Problem statement ::
Without the pictures, write out all the lines below exactly as they appear.

>> BEGIN Supplied data

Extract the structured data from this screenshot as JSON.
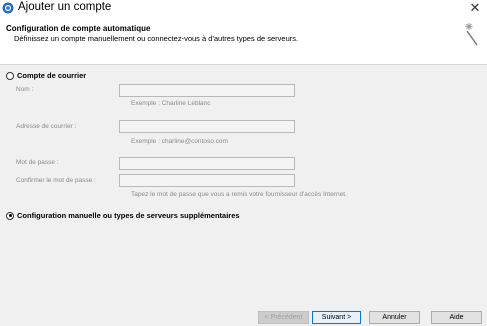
{
  "window": {
    "title": "Ajouter un compte",
    "close_glyph": "✕"
  },
  "header": {
    "title": "Configuration de compte automatique",
    "subtitle": "Définissez un compte manuellement ou connectez-vous à d'autres types de serveurs.",
    "icon": "wizard-sparkle-icon"
  },
  "options": {
    "email_account": {
      "label": "Compte de courrier",
      "selected": false
    },
    "manual": {
      "label": "Configuration manuelle ou types de serveurs supplémentaires",
      "selected": true
    }
  },
  "fields": {
    "name": {
      "label": "Nom :",
      "value": "",
      "hint": "Exemple : Charline Leblanc"
    },
    "email": {
      "label": "Adresse de courrier :",
      "value": "",
      "hint": "Exemple : charline@contoso.com"
    },
    "password": {
      "label": "Mot de passe :",
      "value": ""
    },
    "confirm_password": {
      "label": "Confirmer le mot de passe :",
      "value": ""
    },
    "password_hint": "Tapez le mot de passe que vous a remis votre fournisseur d'accès Internet."
  },
  "buttons": {
    "previous": "< Précédent",
    "next": "Suivant >",
    "cancel": "Annuler",
    "help": "Aide"
  }
}
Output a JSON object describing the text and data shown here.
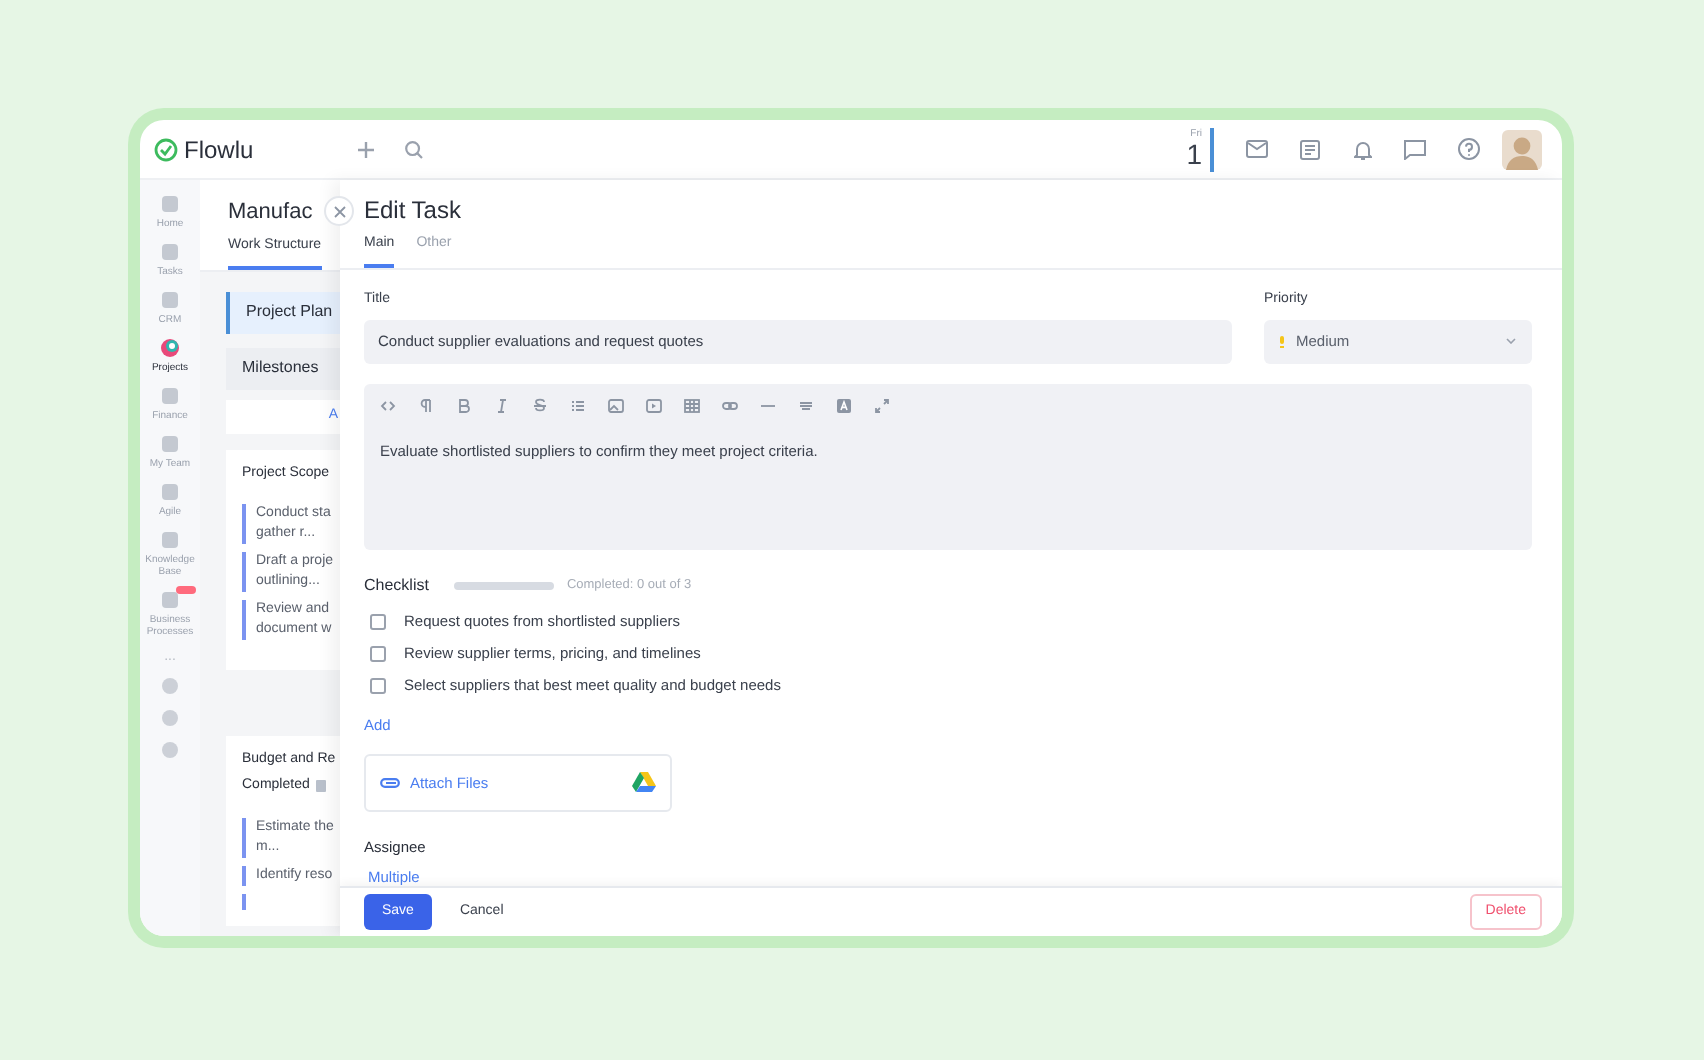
{
  "app": {
    "logo": "Flowlu"
  },
  "calendar": {
    "weekday": "Fri",
    "day": "1"
  },
  "sidebar": {
    "items": [
      {
        "label": "Home",
        "selected": false,
        "badge": false
      },
      {
        "label": "Tasks",
        "selected": false,
        "badge": false
      },
      {
        "label": "CRM",
        "selected": false,
        "badge": false
      },
      {
        "label": "Projects",
        "selected": true,
        "badge": false
      },
      {
        "label": "Finance",
        "selected": false,
        "badge": false
      },
      {
        "label": "My Team",
        "selected": false,
        "badge": false
      },
      {
        "label": "Agile",
        "selected": false,
        "badge": false
      },
      {
        "label": "Knowledge Base",
        "selected": false,
        "badge": false
      },
      {
        "label": "Business Processes",
        "selected": false,
        "badge": true
      }
    ],
    "more": "..."
  },
  "project": {
    "title": "Manufac",
    "tabs": [
      {
        "label": "Work Structure",
        "selected": true
      }
    ],
    "sections": [
      {
        "label": "Project Plan",
        "selected": true
      },
      {
        "label": "Milestones",
        "selected": false
      }
    ],
    "add_link": "A",
    "cards": [
      {
        "title": "Project Scope",
        "tasks": [
          [
            "Conduct sta",
            "gather r..."
          ],
          [
            "Draft a proje",
            "outlining..."
          ],
          [
            "Review and",
            "document w"
          ]
        ]
      },
      {
        "title": "Budget and Re",
        "status": "Completed",
        "tasks": [
          [
            "Estimate the",
            "m..."
          ],
          [
            "Identify reso"
          ]
        ]
      }
    ]
  },
  "task_editor": {
    "title": "Edit Task",
    "tabs": [
      {
        "label": "Main",
        "selected": true
      },
      {
        "label": "Other",
        "selected": false
      }
    ],
    "title_label": "Title",
    "title_value": "Conduct supplier evaluations and request quotes",
    "priority_label": "Priority",
    "priority_value": "Medium",
    "description": "Evaluate shortlisted suppliers to confirm they meet project criteria.",
    "checklist": {
      "label": "Checklist",
      "level": 0,
      "summary": "Completed: 0 out of 3",
      "items": [
        {
          "text": "Request quotes from shortlisted suppliers",
          "checked": false
        },
        {
          "text": "Review supplier terms, pricing, and timelines",
          "checked": false
        },
        {
          "text": "Select suppliers that best meet quality and budget needs",
          "checked": false
        }
      ],
      "add": "Add"
    },
    "attach": "Attach Files",
    "assignee_label": "Assignee",
    "assignee_value": "Multiple",
    "buttons": {
      "save": "Save",
      "cancel": "Cancel",
      "delete": "Delete"
    }
  }
}
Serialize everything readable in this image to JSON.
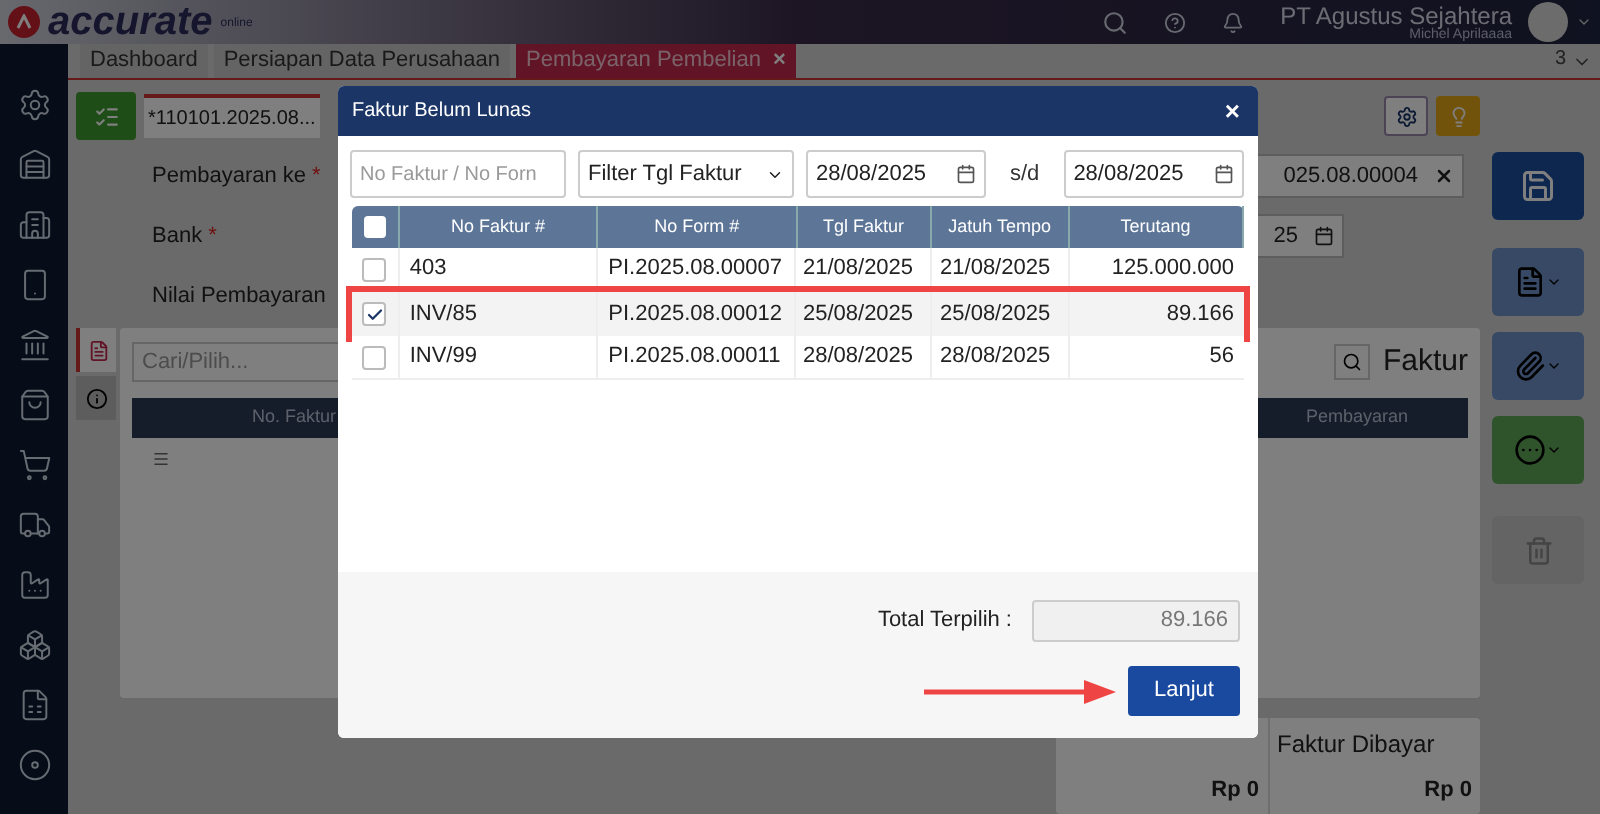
{
  "header": {
    "logo": "accurate",
    "logo_sub": "online",
    "company": "PT Agustus Sejahtera",
    "user": "Michel Aprilaaaa"
  },
  "tabs": [
    {
      "label": "Dashboard",
      "selected": false
    },
    {
      "label": "Persiapan Data Perusahaan",
      "selected": false
    },
    {
      "label": "Pembayaran Pembelian",
      "selected": true,
      "close": "×"
    }
  ],
  "tab_count": "3",
  "form": {
    "number": "*110101.2025.08...",
    "fields": [
      {
        "label": "Pembayaran ke",
        "required_mark": "*",
        "value": "025.08.00004"
      },
      {
        "label": "Bank",
        "required_mark": "*",
        "value": "25"
      },
      {
        "label": "Nilai Pembayaran"
      }
    ],
    "search_placeholder": "Cari/Pilih...",
    "detail_title": "Faktur",
    "columns": [
      "No. Faktur",
      "Pembayaran"
    ],
    "summary": [
      {
        "label": "Faktur Dibayar",
        "value": "Rp 0"
      }
    ],
    "summary_left_value": "Rp 0"
  },
  "dialog": {
    "title": "Faktur Belum Lunas",
    "close": "×",
    "search": {
      "placeholder": "No Faktur / No Forn"
    },
    "filter": "Filter Tgl Faktur",
    "date_from": "28/08/2025",
    "range_sep": "s/d",
    "date_to": "28/08/2025",
    "all_selected": false,
    "columns": [
      "No Faktur #",
      "No Form #",
      "Tgl Faktur",
      "Jatuh Tempo",
      "Terutang"
    ],
    "rows": [
      {
        "no_faktur": "403",
        "no_form": "PI.2025.08.00007",
        "tgl_faktur": "21/08/2025",
        "jatuh_tempo": "21/08/2025",
        "terutang": "125.000.000",
        "selected": false,
        "highlighted": false
      },
      {
        "no_faktur": "INV/85",
        "no_form": "PI.2025.08.00012",
        "tgl_faktur": "25/08/2025",
        "jatuh_tempo": "25/08/2025",
        "terutang": "89.166",
        "selected": true,
        "highlighted": true
      },
      {
        "no_faktur": "INV/99",
        "no_form": "PI.2025.08.00011",
        "tgl_faktur": "28/08/2025",
        "jatuh_tempo": "28/08/2025",
        "terutang": "56",
        "selected": false,
        "highlighted": false
      }
    ],
    "total_label": "Total Terpilih :",
    "total_value": "89.166",
    "submit": "Lanjut",
    "arrow_to_submit": true
  }
}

>> END Supplied data

Finished exercise ::
Extract the structured data from this screenshot as JSON.
{
  "window": {
    "title": "Ajouter un compte",
    "close_glyph": "✕"
  },
  "header": {
    "title": "Configuration de compte automatique",
    "subtitle": "Définissez un compte manuellement ou connectez-vous à d'autres types de serveurs.",
    "icon": "wizard-sparkle-icon"
  },
  "options": {
    "email_account": {
      "label": "Compte de courrier",
      "selected": false
    },
    "manual": {
      "label": "Configuration manuelle ou types de serveurs supplémentaires",
      "selected": true
    }
  },
  "fields": {
    "name": {
      "label": "Nom :",
      "value": "",
      "hint": "Exemple : Charline Leblanc"
    },
    "email": {
      "label": "Adresse de courrier :",
      "value": "",
      "hint": "Exemple : charline@contoso.com"
    },
    "password": {
      "label": "Mot de passe :",
      "value": ""
    },
    "confirm_password": {
      "label": "Confirmer le mot de passe :",
      "value": ""
    },
    "password_hint": "Tapez le mot de passe que vous a remis votre fournisseur d'accès Internet."
  },
  "buttons": {
    "previous": "< Précédent",
    "next": "Suivant >",
    "cancel": "Annuler",
    "help": "Aide"
  }
}
Output a JSON object describing the text and data shown here.
{
  "app": {
    "logo": "Flowlu"
  },
  "calendar": {
    "weekday": "Fri",
    "day": "1"
  },
  "sidebar": {
    "items": [
      {
        "label": "Home",
        "selected": false,
        "badge": false
      },
      {
        "label": "Tasks",
        "selected": false,
        "badge": false
      },
      {
        "label": "CRM",
        "selected": false,
        "badge": false
      },
      {
        "label": "Projects",
        "selected": true,
        "badge": false
      },
      {
        "label": "Finance",
        "selected": false,
        "badge": false
      },
      {
        "label": "My Team",
        "selected": false,
        "badge": false
      },
      {
        "label": "Agile",
        "selected": false,
        "badge": false
      },
      {
        "label": "Knowledge Base",
        "selected": false,
        "badge": false
      },
      {
        "label": "Business Processes",
        "selected": false,
        "badge": true
      }
    ],
    "more": "..."
  },
  "project": {
    "title": "Manufac",
    "tabs": [
      {
        "label": "Work Structure",
        "selected": true
      }
    ],
    "sections": [
      {
        "label": "Project Plan",
        "selected": true
      },
      {
        "label": "Milestones",
        "selected": false
      }
    ],
    "add_link": "A",
    "cards": [
      {
        "title": "Project Scope",
        "tasks": [
          [
            "Conduct sta",
            "gather r..."
          ],
          [
            "Draft a proje",
            "outlining..."
          ],
          [
            "Review and",
            "document w"
          ]
        ]
      },
      {
        "title": "Budget and Re",
        "status": "Completed",
        "tasks": [
          [
            "Estimate the",
            "m..."
          ],
          [
            "Identify reso"
          ]
        ]
      }
    ]
  },
  "task_editor": {
    "title": "Edit Task",
    "tabs": [
      {
        "label": "Main",
        "selected": true
      },
      {
        "label": "Other",
        "selected": false
      }
    ],
    "title_label": "Title",
    "title_value": "Conduct supplier evaluations and request quotes",
    "priority_label": "Priority",
    "priority_value": "Medium",
    "description": "Evaluate shortlisted suppliers to confirm they meet project criteria.",
    "checklist": {
      "label": "Checklist",
      "level": 0,
      "summary": "Completed: 0 out of 3",
      "items": [
        {
          "text": "Request quotes from shortlisted suppliers",
          "checked": false
        },
        {
          "text": "Review supplier terms, pricing, and timelines",
          "checked": false
        },
        {
          "text": "Select suppliers that best meet quality and budget needs",
          "checked": false
        }
      ],
      "add": "Add"
    },
    "attach": "Attach Files",
    "assignee_label": "Assignee",
    "assignee_value": "Multiple",
    "buttons": {
      "save": "Save",
      "cancel": "Cancel",
      "delete": "Delete"
    }
  }
}
Serialize everything readable in this image to JSON.
{
  "header": {
    "logo": "accurate",
    "logo_sub": "online",
    "company": "PT Agustus Sejahtera",
    "user": "Michel Aprilaaaa"
  },
  "tabs": [
    {
      "label": "Dashboard",
      "selected": false
    },
    {
      "label": "Persiapan Data Perusahaan",
      "selected": false
    },
    {
      "label": "Pembayaran Pembelian",
      "selected": true,
      "close": "×"
    }
  ],
  "tab_count": "3",
  "form": {
    "number": "*110101.2025.08...",
    "fields": [
      {
        "label": "Pembayaran ke",
        "required_mark": "*",
        "value": "025.08.00004"
      },
      {
        "label": "Bank",
        "required_mark": "*",
        "value": "25"
      },
      {
        "label": "Nilai Pembayaran"
      }
    ],
    "search_placeholder": "Cari/Pilih...",
    "detail_title": "Faktur",
    "columns": [
      "No. Faktur",
      "Pembayaran"
    ],
    "summary": [
      {
        "label": "Faktur Dibayar",
        "value": "Rp 0"
      }
    ],
    "summary_left_value": "Rp 0"
  },
  "dialog": {
    "title": "Faktur Belum Lunas",
    "close": "×",
    "search": {
      "placeholder": "No Faktur / No Forn"
    },
    "filter": "Filter Tgl Faktur",
    "date_from": "28/08/2025",
    "range_sep": "s/d",
    "date_to": "28/08/2025",
    "all_selected": false,
    "columns": [
      "No Faktur #",
      "No Form #",
      "Tgl Faktur",
      "Jatuh Tempo",
      "Terutang"
    ],
    "rows": [
      {
        "no_faktur": "403",
        "no_form": "PI.2025.08.00007",
        "tgl_faktur": "21/08/2025",
        "jatuh_tempo": "21/08/2025",
        "terutang": "125.000.000",
        "selected": false,
        "highlighted": false
      },
      {
        "no_faktur": "INV/85",
        "no_form": "PI.2025.08.00012",
        "tgl_faktur": "25/08/2025",
        "jatuh_tempo": "25/08/2025",
        "terutang": "89.166",
        "selected": true,
        "highlighted": true
      },
      {
        "no_faktur": "INV/99",
        "no_form": "PI.2025.08.00011",
        "tgl_faktur": "28/08/2025",
        "jatuh_tempo": "28/08/2025",
        "terutang": "56",
        "selected": false,
        "highlighted": false
      }
    ],
    "total_label": "Total Terpilih :",
    "total_value": "89.166",
    "submit": "Lanjut",
    "arrow_to_submit": true
  }
}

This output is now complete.